** BEGIN SOURCE DATA **

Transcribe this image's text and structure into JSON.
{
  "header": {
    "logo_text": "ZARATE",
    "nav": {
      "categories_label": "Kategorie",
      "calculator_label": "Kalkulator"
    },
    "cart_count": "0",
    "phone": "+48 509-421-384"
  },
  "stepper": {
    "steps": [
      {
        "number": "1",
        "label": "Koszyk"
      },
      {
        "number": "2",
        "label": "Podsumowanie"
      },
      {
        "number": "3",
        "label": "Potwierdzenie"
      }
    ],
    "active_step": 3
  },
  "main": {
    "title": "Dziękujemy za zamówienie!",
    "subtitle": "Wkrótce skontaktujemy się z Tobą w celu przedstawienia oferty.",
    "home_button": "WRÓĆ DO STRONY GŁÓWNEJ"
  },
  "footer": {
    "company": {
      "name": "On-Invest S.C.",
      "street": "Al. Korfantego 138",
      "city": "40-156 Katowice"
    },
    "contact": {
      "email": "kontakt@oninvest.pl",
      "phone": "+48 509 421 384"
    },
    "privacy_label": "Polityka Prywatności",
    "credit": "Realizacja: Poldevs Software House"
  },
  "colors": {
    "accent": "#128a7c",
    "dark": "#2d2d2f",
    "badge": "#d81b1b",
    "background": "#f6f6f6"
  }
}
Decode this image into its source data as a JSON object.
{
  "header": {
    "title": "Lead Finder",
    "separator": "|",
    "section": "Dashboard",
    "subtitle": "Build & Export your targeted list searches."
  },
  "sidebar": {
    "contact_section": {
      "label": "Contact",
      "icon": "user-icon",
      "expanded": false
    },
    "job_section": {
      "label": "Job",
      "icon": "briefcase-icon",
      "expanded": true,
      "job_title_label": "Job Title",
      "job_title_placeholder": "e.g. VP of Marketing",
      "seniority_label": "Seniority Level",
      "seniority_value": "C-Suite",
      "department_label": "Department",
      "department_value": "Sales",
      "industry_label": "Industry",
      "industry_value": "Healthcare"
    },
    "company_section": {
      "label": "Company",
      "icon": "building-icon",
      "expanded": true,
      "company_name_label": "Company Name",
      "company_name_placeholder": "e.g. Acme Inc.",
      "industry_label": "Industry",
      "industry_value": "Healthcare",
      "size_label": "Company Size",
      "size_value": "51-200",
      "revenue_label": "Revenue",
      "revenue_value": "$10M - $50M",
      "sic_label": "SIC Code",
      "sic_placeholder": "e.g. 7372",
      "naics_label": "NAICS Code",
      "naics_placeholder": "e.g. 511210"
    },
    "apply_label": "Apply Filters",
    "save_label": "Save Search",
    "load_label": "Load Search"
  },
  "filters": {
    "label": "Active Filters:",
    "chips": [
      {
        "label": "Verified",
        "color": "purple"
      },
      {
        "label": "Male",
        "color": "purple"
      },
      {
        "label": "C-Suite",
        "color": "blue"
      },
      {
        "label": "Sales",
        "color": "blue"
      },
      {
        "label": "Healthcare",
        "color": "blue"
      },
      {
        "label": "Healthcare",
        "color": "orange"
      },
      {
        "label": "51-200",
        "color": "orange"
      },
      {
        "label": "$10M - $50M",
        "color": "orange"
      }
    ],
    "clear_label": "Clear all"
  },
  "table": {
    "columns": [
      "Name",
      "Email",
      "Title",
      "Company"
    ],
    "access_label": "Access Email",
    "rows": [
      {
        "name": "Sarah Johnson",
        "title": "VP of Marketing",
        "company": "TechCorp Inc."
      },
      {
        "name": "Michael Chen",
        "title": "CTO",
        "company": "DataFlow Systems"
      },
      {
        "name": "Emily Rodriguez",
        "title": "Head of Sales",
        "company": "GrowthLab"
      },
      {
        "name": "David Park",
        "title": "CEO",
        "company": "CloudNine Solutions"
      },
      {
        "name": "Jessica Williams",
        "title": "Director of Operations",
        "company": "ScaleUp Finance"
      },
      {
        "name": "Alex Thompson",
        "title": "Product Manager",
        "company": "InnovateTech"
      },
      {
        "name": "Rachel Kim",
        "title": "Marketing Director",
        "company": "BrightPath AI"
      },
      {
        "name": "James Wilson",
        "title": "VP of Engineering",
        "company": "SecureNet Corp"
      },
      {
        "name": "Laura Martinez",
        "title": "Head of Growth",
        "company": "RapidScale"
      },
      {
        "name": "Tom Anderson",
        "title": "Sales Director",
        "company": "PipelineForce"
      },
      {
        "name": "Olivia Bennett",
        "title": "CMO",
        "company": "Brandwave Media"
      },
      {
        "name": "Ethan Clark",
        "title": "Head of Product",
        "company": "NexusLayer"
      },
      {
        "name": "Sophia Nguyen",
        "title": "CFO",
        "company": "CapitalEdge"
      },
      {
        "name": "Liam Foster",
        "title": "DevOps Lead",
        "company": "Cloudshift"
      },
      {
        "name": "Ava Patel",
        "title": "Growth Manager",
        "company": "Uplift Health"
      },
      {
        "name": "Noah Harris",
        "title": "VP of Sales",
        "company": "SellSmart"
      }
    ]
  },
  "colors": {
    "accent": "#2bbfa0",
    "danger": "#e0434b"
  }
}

** END SOURCE DATA **

◆ **DIRECTIONS FOR THIS TASK**
Show every line from the entries above in which the word "Marketing" appears.

◆ **IN RESPONSE**
      "job_title_placeholder": "e.g. VP of Marketing",
        "title": "VP of Marketing",
        "title": "Marketing Director",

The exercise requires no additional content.